-- MATERIAL PROVIDED start --

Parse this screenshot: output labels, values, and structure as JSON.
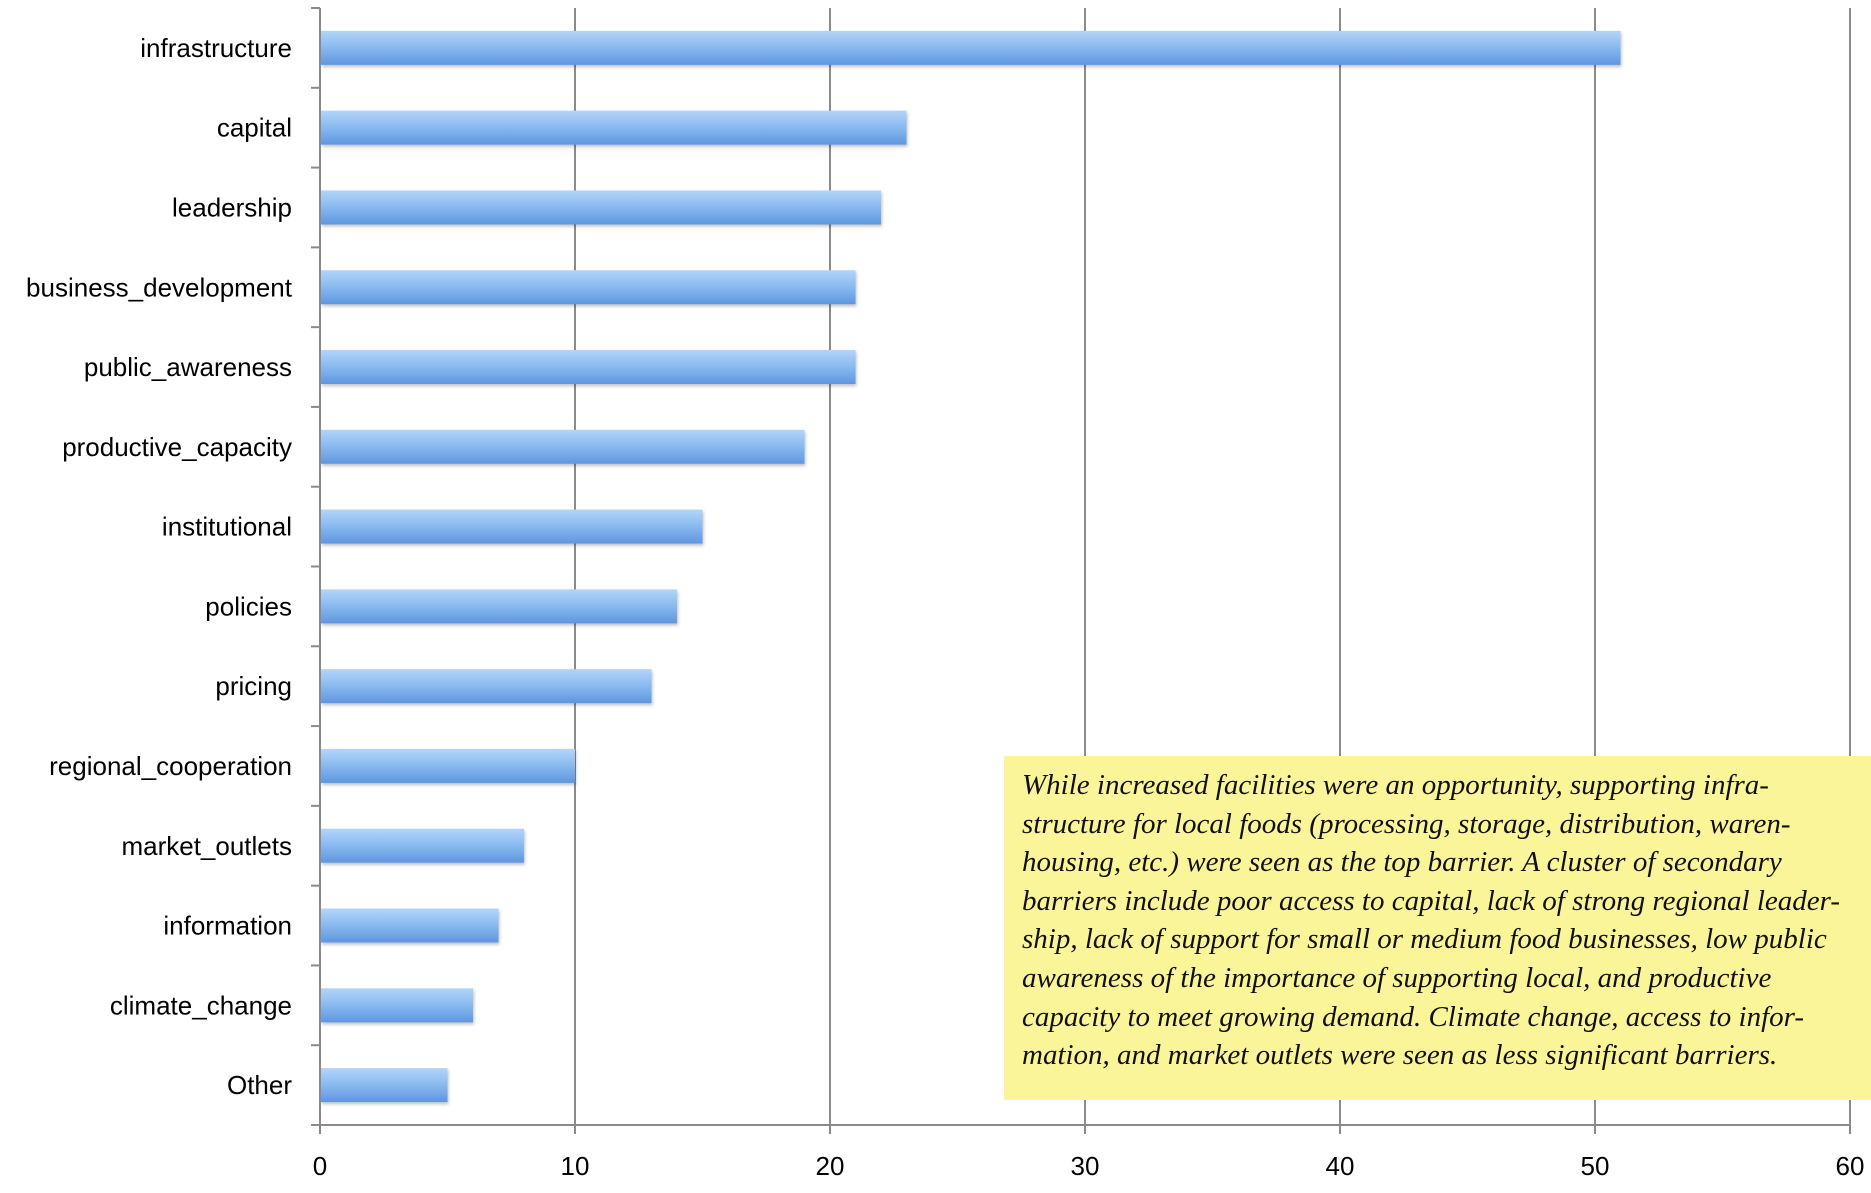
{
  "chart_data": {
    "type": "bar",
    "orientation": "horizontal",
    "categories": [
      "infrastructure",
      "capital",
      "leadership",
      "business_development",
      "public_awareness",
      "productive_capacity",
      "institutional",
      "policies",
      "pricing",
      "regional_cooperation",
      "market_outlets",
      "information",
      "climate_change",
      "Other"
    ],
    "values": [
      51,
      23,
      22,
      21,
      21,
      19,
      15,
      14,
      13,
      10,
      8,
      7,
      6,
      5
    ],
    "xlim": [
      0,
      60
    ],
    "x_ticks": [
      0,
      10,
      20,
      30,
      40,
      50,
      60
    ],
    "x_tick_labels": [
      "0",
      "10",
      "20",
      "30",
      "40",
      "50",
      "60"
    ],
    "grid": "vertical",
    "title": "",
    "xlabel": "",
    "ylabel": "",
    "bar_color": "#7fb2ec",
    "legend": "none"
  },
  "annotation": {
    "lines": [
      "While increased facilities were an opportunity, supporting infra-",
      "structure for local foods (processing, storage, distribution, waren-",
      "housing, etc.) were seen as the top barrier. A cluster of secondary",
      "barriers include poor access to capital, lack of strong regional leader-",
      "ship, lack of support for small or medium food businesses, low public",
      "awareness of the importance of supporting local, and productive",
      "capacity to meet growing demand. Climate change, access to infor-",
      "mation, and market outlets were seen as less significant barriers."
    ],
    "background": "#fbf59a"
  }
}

-- MATERIAL PROVIDED end --
-- MATERIAL PROVIDED start --

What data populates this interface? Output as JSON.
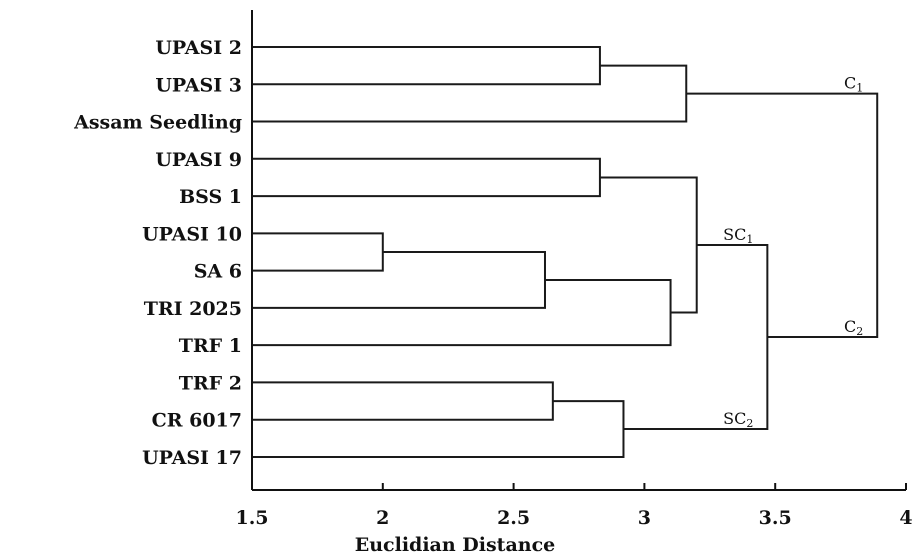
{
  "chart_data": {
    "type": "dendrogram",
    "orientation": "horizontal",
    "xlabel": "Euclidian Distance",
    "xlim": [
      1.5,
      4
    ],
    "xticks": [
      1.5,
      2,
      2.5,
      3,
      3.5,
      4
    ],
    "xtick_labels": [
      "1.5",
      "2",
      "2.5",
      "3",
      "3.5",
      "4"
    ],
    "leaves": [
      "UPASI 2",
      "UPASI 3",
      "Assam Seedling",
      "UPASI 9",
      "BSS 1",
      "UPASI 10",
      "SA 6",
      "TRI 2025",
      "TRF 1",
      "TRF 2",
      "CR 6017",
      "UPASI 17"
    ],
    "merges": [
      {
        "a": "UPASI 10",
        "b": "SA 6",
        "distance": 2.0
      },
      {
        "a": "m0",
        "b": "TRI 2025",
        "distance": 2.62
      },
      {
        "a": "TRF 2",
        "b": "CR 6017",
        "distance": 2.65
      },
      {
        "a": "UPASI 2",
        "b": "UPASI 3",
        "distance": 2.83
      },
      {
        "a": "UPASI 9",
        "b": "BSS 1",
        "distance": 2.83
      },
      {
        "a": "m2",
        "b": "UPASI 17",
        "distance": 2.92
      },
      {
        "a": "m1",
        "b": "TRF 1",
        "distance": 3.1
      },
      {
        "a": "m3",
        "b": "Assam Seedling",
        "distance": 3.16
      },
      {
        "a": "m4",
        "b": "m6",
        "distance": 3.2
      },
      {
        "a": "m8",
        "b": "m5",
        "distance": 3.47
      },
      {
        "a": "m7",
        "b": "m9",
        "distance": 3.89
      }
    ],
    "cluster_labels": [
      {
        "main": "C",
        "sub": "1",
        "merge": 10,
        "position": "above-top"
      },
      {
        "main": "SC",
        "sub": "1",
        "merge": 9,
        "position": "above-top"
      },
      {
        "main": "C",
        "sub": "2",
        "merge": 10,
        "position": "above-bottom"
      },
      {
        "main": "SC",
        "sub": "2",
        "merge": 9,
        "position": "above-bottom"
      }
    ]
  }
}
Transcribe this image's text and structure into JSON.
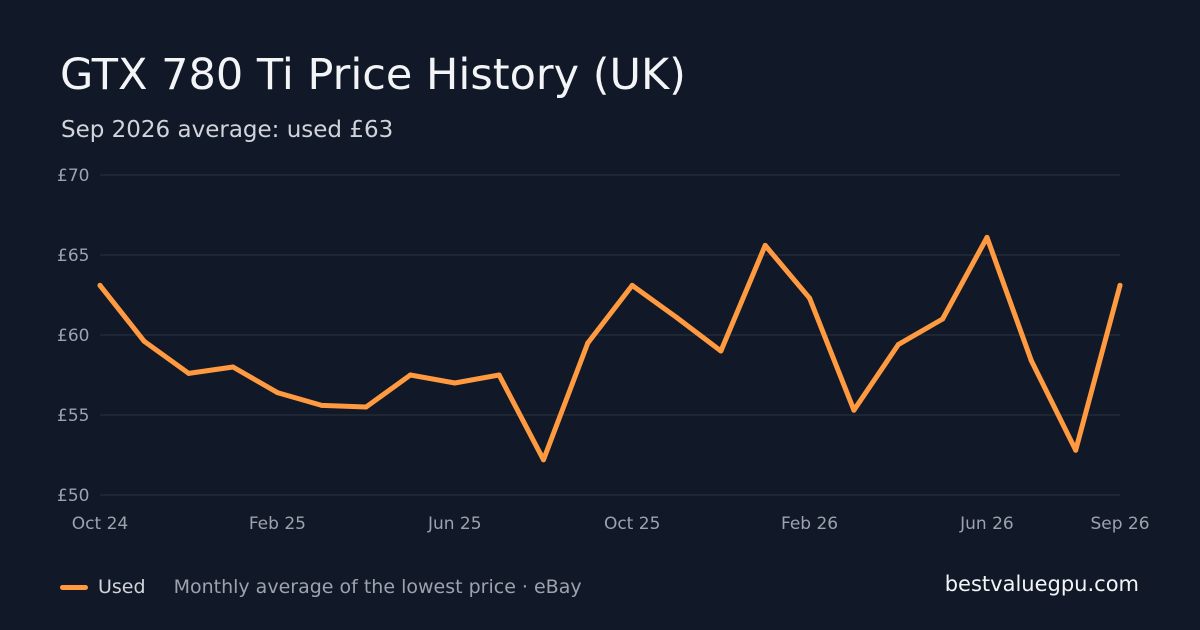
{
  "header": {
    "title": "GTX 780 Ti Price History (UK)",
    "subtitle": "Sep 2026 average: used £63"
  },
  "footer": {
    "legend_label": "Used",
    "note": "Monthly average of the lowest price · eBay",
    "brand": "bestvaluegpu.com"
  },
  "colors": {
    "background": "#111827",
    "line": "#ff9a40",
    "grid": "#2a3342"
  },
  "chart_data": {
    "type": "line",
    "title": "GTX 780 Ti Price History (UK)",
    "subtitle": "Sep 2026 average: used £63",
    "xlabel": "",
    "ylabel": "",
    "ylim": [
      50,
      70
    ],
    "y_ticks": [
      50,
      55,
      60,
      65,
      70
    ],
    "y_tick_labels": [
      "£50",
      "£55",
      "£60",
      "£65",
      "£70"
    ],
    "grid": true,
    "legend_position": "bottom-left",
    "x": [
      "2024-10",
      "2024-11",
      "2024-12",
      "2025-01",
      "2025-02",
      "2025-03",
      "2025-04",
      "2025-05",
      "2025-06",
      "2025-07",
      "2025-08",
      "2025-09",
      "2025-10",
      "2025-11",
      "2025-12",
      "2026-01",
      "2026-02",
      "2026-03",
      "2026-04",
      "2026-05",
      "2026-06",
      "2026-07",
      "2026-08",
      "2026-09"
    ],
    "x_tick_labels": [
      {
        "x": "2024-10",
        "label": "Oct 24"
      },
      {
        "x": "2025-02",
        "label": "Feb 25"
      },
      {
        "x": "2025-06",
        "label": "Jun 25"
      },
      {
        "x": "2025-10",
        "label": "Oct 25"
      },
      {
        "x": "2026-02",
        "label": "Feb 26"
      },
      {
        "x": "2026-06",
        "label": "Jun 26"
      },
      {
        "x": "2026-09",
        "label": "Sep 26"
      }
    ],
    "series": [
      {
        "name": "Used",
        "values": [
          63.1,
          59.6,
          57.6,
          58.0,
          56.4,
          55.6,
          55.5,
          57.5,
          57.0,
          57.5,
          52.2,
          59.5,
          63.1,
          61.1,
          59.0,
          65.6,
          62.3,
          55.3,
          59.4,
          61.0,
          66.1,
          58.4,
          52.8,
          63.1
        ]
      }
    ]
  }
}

-- MATERIAL PROVIDED end --
-- MATERIAL PROVIDED start --

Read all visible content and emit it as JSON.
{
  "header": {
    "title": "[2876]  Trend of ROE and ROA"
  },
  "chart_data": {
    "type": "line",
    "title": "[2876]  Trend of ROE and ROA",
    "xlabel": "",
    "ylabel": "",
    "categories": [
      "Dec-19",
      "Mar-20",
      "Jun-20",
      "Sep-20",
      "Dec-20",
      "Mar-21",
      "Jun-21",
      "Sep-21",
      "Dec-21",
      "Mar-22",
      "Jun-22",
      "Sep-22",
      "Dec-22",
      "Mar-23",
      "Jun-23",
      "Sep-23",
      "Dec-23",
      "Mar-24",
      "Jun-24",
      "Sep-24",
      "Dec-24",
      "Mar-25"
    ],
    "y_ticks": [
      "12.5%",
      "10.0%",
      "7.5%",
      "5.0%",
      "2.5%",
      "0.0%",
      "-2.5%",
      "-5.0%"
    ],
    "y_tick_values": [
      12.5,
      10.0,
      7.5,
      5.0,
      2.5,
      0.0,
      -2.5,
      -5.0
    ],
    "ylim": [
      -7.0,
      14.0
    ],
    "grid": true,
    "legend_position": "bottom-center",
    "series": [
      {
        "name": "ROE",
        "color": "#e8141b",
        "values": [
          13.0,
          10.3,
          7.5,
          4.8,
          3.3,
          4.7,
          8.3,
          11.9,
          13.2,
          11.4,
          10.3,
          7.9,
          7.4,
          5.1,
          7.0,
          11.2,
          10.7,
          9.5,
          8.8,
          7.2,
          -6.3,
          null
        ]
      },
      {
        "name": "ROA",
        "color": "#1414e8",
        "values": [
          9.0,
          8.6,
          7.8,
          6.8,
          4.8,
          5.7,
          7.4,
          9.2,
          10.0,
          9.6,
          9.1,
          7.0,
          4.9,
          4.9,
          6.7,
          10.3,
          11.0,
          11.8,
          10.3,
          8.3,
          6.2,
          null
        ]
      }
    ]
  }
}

-- MATERIAL PROVIDED end --

- _WRITTEN PROBLEM_: From the records given above, copy all lines containing "JSON".

- _SOLUTION FOR THIS TASK_:
Parse this screenshot: output labels, values, and structure as JSON.
What data populates this interface? Output as JSON.
Transcribe this image's text and structure into JSON.
Read all visible content and emit it as JSON.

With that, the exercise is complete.